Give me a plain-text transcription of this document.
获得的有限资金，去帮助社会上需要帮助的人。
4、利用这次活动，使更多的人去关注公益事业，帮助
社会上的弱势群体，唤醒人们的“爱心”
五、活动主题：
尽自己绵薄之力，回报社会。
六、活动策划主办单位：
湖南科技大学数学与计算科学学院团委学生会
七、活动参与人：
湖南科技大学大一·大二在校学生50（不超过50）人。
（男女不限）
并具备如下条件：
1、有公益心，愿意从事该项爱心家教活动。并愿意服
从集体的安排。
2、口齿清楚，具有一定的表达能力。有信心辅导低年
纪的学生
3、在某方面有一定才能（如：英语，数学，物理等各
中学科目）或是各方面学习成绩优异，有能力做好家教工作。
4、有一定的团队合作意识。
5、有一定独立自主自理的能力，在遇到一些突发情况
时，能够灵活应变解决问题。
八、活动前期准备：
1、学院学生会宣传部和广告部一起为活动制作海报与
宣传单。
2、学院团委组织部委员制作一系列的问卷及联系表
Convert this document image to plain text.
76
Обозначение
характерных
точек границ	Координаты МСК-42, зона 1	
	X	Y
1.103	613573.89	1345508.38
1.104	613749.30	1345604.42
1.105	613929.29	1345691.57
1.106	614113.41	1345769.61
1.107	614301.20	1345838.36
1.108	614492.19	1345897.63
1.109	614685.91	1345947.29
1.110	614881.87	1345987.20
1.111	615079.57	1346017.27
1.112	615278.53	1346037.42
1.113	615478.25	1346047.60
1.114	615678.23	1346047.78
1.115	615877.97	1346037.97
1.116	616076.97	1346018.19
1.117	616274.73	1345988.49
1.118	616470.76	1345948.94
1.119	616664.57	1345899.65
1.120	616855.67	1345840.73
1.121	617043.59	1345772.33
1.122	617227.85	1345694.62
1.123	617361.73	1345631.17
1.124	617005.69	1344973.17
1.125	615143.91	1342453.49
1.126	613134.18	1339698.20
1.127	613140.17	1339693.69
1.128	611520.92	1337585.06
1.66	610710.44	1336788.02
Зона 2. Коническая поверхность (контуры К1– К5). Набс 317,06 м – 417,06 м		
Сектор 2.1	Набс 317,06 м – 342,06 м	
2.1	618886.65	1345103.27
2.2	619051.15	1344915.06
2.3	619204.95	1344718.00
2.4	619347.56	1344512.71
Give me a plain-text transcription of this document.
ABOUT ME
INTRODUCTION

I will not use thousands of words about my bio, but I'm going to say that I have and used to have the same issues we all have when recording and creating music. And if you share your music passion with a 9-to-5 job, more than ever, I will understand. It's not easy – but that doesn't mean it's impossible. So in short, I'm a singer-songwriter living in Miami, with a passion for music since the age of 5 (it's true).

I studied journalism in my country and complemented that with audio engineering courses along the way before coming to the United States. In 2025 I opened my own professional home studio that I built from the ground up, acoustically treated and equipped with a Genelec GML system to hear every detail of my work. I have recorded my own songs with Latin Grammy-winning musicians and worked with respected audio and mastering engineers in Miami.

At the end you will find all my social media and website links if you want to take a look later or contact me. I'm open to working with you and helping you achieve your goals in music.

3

######

**What you should do**
Reproduce all of the material above word for word.

**Exercise answer**
Give me a plain-text transcription of this document.
获得的有限资金，去帮助社会上需要帮助的人。
4、利用这次活动，使更多的人去关注公益事业，帮助
社会上的弱势群体，唤醒人们的“爱心”
五、活动主题：
尽自己绵薄之力，回报社会。
六、活动策划主办单位：
湖南科技大学数学与计算科学学院团委学生会
七、活动参与人：
湖南科技大学大一·大二在校学生50（不超过50）人。
（男女不限）
并具备如下条件：
1、有公益心，愿意从事该项爱心家教活动。并愿意服
从集体的安排。
2、口齿清楚，具有一定的表达能力。有信心辅导低年
纪的学生
3、在某方面有一定才能（如：英语，数学，物理等各
中学科目）或是各方面学习成绩优异，有能力做好家教工作。
4、有一定的团队合作意识。
5、有一定独立自主自理的能力，在遇到一些突发情况
时，能够灵活应变解决问题。
八、活动前期准备：
1、学院学生会宣传部和广告部一起为活动制作海报与
宣传单。
2、学院团委组织部委员制作一系列的问卷及联系表
Convert this document image to plain text.
76
Обозначение
характерных
точек границ	Координаты МСК-42, зона 1	
	X	Y
1.103	613573.89	1345508.38
1.104	613749.30	1345604.42
1.105	613929.29	1345691.57
1.106	614113.41	1345769.61
1.107	614301.20	1345838.36
1.108	614492.19	1345897.63
1.109	614685.91	1345947.29
1.110	614881.87	1345987.20
1.111	615079.57	1346017.27
1.112	615278.53	1346037.42
1.113	615478.25	1346047.60
1.114	615678.23	1346047.78
1.115	615877.97	1346037.97
1.116	616076.97	1346018.19
1.117	616274.73	1345988.49
1.118	616470.76	1345948.94
1.119	616664.57	1345899.65
1.120	616855.67	1345840.73
1.121	617043.59	1345772.33
1.122	617227.85	1345694.62
1.123	617361.73	1345631.17
1.124	617005.69	1344973.17
1.125	615143.91	1342453.49
1.126	613134.18	1339698.20
1.127	613140.17	1339693.69
1.128	611520.92	1337585.06
1.66	610710.44	1336788.02
Зона 2. Коническая поверхность (контуры К1– К5). Набс 317,06 м – 417,06 м		
Сектор 2.1	Набс 317,06 м – 342,06 м	
2.1	618886.65	1345103.27
2.2	619051.15	1344915.06
2.3	619204.95	1344718.00
2.4	619347.56	1344512.71
Give me a plain-text transcription of this document.
ABOUT ME
INTRODUCTION

I will not use thousands of words about my bio, but I'm going to say that I have and used to have the same issues we all have when recording and creating music. And if you share your music passion with a 9-to-5 job, more than ever, I will understand. It's not easy – but that doesn't mean it's impossible. So in short, I'm a singer-songwriter living in Miami, with a passion for music since the age of 5 (it's true).

I studied journalism in my country and complemented that with audio engineering courses along the way before coming to the United States. In 2025 I opened my own professional home studio that I built from the ground up, acoustically treated and equipped with a Genelec GML system to hear every detail of my work. I have recorded my own songs with Latin Grammy-winning musicians and worked with respected audio and mastering engineers in Miami.

At the end you will find all my social media and website links if you want to take a look later or contact me. I'm open to working with you and helping you achieve your goals in music.

3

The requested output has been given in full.